_Instructions to follow_.
Produce a word-for-word copy of the listing below without its pictures.

* Start Material provided *

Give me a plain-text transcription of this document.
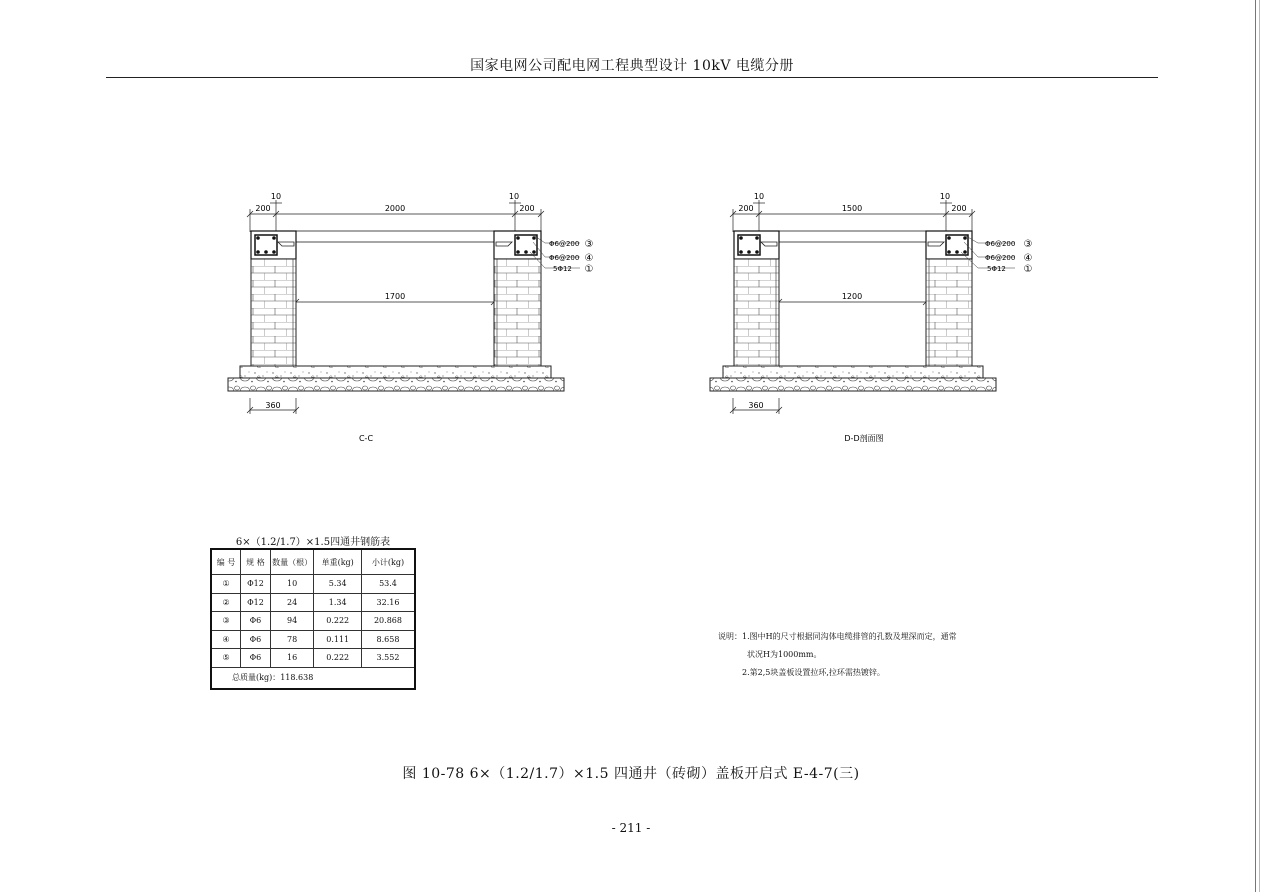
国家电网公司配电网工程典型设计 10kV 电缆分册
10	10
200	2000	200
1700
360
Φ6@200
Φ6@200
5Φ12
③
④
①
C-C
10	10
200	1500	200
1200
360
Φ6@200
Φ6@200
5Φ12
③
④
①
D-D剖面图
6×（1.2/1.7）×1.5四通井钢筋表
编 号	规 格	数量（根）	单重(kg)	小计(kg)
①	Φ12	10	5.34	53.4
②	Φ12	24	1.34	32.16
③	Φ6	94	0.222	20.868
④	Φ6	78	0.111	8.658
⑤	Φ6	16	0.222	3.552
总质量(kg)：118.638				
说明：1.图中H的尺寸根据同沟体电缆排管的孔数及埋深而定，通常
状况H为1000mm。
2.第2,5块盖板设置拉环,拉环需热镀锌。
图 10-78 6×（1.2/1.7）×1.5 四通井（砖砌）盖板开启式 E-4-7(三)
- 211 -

* End Material provided *

_Task response_.
Give me a plain-text transcription of this document.
国家电网公司配电网工程典型设计 10kV 电缆分册
10	10
200	2000	200
1700
360
Φ6@200
Φ6@200
5Φ12
③
④
①
C-C
10	10
200	1500	200
1200
360
Φ6@200
Φ6@200
5Φ12
③
④
①
D-D剖面图
6×（1.2/1.7）×1.5四通井钢筋表
编 号	规 格	数量（根）	单重(kg)	小计(kg)
①	Φ12	10	5.34	53.4
②	Φ12	24	1.34	32.16
③	Φ6	94	0.222	20.868
④	Φ6	78	0.111	8.658
⑤	Φ6	16	0.222	3.552
总质量(kg)：118.638				
说明：1.图中H的尺寸根据同沟体电缆排管的孔数及埋深而定，通常
状况H为1000mm。
2.第2,5块盖板设置拉环,拉环需热镀锌。
图 10-78 6×（1.2/1.7）×1.5 四通井（砖砌）盖板开启式 E-4-7(三)
- 211 -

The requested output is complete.